╭──

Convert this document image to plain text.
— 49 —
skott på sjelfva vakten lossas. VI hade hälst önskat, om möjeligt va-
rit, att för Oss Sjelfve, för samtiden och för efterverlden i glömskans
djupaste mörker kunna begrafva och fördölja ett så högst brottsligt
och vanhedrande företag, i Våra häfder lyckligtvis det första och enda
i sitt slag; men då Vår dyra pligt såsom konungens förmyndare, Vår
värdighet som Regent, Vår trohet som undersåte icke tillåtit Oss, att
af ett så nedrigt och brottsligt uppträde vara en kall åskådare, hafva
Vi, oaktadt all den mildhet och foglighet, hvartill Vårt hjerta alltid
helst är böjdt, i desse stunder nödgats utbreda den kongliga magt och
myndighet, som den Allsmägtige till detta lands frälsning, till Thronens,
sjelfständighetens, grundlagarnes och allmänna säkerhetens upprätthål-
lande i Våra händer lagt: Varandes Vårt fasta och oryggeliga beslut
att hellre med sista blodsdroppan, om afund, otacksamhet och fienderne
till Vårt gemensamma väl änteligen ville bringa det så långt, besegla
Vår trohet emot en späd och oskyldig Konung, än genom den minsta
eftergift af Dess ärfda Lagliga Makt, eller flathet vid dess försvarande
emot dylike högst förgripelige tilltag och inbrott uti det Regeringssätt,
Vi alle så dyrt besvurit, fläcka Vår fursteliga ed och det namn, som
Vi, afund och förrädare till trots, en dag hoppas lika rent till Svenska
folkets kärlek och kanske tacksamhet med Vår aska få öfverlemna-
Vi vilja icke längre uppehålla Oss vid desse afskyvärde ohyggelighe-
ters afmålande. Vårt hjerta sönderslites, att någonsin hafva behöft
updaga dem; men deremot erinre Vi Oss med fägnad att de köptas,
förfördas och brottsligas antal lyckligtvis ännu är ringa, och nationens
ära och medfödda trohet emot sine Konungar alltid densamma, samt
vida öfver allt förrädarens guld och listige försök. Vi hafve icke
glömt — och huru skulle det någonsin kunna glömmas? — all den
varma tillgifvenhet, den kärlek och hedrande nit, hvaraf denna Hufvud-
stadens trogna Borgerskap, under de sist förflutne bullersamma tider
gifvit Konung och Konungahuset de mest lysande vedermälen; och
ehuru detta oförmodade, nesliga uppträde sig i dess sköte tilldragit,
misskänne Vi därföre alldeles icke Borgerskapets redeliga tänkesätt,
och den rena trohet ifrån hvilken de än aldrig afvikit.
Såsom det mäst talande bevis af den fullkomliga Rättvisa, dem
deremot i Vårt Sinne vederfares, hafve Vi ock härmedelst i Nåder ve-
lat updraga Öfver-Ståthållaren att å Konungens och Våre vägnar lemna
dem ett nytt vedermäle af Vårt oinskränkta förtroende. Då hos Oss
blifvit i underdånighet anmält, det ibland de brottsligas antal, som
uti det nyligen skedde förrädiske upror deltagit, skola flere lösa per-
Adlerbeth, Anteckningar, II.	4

╰──

◆ What this task involves ◆
Repeat all of the records, letter for letter.

◆ Answer below ◆
Convert this document image to plain text.
— 49 —
skott på sjelfva vakten lossas. VI hade hälst önskat, om möjeligt va-
rit, att för Oss Sjelfve, för samtiden och för efterverlden i glömskans
djupaste mörker kunna begrafva och fördölja ett så högst brottsligt
och vanhedrande företag, i Våra häfder lyckligtvis det första och enda
i sitt slag; men då Vår dyra pligt såsom konungens förmyndare, Vår
värdighet som Regent, Vår trohet som undersåte icke tillåtit Oss, att
af ett så nedrigt och brottsligt uppträde vara en kall åskådare, hafva
Vi, oaktadt all den mildhet och foglighet, hvartill Vårt hjerta alltid
helst är böjdt, i desse stunder nödgats utbreda den kongliga magt och
myndighet, som den Allsmägtige till detta lands frälsning, till Thronens,
sjelfständighetens, grundlagarnes och allmänna säkerhetens upprätthål-
lande i Våra händer lagt: Varandes Vårt fasta och oryggeliga beslut
att hellre med sista blodsdroppan, om afund, otacksamhet och fienderne
till Vårt gemensamma väl änteligen ville bringa det så långt, besegla
Vår trohet emot en späd och oskyldig Konung, än genom den minsta
eftergift af Dess ärfda Lagliga Makt, eller flathet vid dess försvarande
emot dylike högst förgripelige tilltag och inbrott uti det Regeringssätt,
Vi alle så dyrt besvurit, fläcka Vår fursteliga ed och det namn, som
Vi, afund och förrädare till trots, en dag hoppas lika rent till Svenska
folkets kärlek och kanske tacksamhet med Vår aska få öfverlemna-
Vi vilja icke längre uppehålla Oss vid desse afskyvärde ohyggelighe-
ters afmålande. Vårt hjerta sönderslites, att någonsin hafva behöft
updaga dem; men deremot erinre Vi Oss med fägnad att de köptas,
förfördas och brottsligas antal lyckligtvis ännu är ringa, och nationens
ära och medfödda trohet emot sine Konungar alltid densamma, samt
vida öfver allt förrädarens guld och listige försök. Vi hafve icke
glömt — och huru skulle det någonsin kunna glömmas? — all den
varma tillgifvenhet, den kärlek och hedrande nit, hvaraf denna Hufvud-
stadens trogna Borgerskap, under de sist förflutne bullersamma tider
gifvit Konung och Konungahuset de mest lysande vedermälen; och
ehuru detta oförmodade, nesliga uppträde sig i dess sköte tilldragit,
misskänne Vi därföre alldeles icke Borgerskapets redeliga tänkesätt,
och den rena trohet ifrån hvilken de än aldrig afvikit.
Såsom det mäst talande bevis af den fullkomliga Rättvisa, dem
deremot i Vårt Sinne vederfares, hafve Vi ock härmedelst i Nåder ve-
lat updraga Öfver-Ståthållaren att å Konungens och Våre vägnar lemna
dem ett nytt vedermäle af Vårt oinskränkta förtroende. Då hos Oss
blifvit i underdånighet anmält, det ibland de brottsligas antal, som
uti det nyligen skedde förrädiske upror deltagit, skola flere lösa per-
Adlerbeth, Anteckningar, II.	4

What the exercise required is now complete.